ITEMS ::

________________________

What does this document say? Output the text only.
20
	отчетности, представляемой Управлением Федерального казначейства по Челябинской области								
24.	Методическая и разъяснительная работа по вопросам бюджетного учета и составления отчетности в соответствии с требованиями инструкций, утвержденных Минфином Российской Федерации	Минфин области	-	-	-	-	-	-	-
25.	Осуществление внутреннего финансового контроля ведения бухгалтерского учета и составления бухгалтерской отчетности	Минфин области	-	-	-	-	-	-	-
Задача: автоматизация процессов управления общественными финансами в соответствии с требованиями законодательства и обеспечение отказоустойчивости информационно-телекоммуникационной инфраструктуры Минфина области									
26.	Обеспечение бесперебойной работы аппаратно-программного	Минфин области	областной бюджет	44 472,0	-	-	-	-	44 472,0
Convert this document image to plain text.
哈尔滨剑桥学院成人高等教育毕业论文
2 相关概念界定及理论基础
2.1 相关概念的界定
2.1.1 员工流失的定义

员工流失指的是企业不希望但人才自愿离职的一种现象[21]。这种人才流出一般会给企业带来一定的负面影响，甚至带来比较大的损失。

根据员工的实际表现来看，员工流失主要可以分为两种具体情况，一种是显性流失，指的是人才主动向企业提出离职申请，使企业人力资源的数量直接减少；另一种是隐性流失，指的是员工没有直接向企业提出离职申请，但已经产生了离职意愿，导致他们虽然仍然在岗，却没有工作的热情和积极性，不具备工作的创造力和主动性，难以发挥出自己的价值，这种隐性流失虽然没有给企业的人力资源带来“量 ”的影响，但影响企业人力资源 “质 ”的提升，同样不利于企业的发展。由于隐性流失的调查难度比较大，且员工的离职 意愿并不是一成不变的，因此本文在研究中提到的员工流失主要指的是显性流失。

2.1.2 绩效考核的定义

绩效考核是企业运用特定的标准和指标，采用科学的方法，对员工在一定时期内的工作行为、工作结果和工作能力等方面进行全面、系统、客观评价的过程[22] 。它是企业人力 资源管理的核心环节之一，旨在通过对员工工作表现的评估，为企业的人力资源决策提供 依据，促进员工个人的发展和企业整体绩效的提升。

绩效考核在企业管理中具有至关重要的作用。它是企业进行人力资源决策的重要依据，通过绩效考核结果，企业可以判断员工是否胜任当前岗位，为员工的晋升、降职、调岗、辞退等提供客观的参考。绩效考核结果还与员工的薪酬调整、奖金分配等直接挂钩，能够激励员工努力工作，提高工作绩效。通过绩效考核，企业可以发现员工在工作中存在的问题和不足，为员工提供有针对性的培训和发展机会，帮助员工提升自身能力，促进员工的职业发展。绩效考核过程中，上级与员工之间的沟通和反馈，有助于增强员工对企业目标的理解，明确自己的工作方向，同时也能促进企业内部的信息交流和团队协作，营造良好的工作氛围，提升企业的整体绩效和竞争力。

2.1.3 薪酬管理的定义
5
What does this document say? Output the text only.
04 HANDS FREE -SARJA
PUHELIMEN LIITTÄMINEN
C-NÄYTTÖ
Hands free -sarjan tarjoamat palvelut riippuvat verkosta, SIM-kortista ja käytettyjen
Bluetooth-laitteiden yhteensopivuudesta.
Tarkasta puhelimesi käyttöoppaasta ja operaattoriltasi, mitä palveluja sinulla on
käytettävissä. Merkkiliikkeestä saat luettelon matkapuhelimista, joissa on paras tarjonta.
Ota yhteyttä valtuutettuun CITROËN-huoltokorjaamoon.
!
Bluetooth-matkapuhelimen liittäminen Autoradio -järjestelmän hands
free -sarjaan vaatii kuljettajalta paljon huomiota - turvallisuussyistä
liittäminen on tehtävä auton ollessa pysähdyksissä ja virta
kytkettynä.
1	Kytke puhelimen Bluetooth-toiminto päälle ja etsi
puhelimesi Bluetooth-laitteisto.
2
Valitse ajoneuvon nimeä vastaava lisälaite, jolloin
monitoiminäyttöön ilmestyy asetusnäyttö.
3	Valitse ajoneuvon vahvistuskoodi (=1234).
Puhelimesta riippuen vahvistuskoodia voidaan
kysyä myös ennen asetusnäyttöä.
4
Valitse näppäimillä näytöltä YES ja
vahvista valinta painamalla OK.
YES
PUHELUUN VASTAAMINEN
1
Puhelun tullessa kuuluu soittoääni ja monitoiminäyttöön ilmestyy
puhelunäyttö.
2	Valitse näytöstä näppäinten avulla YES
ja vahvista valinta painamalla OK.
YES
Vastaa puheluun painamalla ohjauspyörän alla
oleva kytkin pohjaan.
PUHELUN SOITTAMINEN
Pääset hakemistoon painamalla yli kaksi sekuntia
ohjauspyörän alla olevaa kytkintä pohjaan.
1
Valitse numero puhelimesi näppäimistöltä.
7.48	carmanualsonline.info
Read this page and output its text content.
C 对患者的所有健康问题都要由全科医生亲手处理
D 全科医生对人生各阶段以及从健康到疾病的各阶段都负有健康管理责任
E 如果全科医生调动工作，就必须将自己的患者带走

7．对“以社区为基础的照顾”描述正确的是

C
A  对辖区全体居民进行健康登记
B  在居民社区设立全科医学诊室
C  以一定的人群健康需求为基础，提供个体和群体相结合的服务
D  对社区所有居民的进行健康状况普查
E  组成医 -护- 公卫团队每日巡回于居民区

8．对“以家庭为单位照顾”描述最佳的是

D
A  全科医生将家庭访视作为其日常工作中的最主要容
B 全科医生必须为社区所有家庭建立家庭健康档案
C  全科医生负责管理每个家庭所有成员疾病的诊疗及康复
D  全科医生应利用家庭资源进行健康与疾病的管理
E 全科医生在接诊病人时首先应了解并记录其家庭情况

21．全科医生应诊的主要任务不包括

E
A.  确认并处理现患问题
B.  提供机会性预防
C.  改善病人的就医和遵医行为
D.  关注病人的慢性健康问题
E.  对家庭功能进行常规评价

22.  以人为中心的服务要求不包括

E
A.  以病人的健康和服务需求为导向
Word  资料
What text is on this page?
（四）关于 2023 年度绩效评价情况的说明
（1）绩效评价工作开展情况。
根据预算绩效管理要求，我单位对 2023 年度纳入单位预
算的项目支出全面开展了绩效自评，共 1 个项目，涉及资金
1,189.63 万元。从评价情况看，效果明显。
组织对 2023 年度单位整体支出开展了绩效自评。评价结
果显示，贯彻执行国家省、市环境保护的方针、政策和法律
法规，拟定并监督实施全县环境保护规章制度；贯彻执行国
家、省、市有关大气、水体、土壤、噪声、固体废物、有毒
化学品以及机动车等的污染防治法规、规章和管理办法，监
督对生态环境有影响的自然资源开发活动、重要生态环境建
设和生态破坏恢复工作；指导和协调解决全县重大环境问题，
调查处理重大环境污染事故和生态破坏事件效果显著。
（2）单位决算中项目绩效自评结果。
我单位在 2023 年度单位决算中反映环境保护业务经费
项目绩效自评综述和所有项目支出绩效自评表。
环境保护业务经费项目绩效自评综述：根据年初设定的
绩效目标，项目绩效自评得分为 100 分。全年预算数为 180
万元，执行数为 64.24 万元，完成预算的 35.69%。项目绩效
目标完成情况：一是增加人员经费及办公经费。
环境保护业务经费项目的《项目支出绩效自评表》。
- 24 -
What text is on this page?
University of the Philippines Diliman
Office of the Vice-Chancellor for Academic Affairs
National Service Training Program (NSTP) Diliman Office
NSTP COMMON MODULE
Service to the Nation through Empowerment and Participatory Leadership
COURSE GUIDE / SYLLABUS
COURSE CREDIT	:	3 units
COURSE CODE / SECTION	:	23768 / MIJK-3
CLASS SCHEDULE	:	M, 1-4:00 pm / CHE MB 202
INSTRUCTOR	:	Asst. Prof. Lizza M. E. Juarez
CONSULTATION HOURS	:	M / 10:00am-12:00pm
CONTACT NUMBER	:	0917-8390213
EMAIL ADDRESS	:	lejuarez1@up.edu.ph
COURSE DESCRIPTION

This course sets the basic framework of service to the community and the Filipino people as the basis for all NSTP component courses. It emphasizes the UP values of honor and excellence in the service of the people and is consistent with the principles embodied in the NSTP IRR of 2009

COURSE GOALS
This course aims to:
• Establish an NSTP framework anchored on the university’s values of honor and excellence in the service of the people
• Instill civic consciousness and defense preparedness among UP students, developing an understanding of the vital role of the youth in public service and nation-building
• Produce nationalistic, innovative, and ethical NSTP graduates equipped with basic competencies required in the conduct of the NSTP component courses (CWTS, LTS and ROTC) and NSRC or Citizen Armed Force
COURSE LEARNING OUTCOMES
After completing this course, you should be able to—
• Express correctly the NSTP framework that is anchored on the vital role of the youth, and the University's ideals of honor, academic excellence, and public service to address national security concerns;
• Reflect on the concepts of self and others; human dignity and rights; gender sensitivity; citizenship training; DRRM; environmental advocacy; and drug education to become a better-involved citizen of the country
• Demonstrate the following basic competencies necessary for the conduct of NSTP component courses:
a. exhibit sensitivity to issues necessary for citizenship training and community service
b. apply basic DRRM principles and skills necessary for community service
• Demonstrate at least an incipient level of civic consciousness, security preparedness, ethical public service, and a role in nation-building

________________________

SET TASK ::
Locate the lines above that hold the word "ethical". Show every one of them.

THE REPLY ::
• Produce nationalistic, innovative, and ethical NSTP graduates equipped with basic competencies required in the conduct of the NSTP component courses (CWTS, LTS and ROTC) and NSRC or Citizen Armed Force
• Demonstrate at least an incipient level of civic consciousness, security preparedness, ethical public service, and a role in nation-building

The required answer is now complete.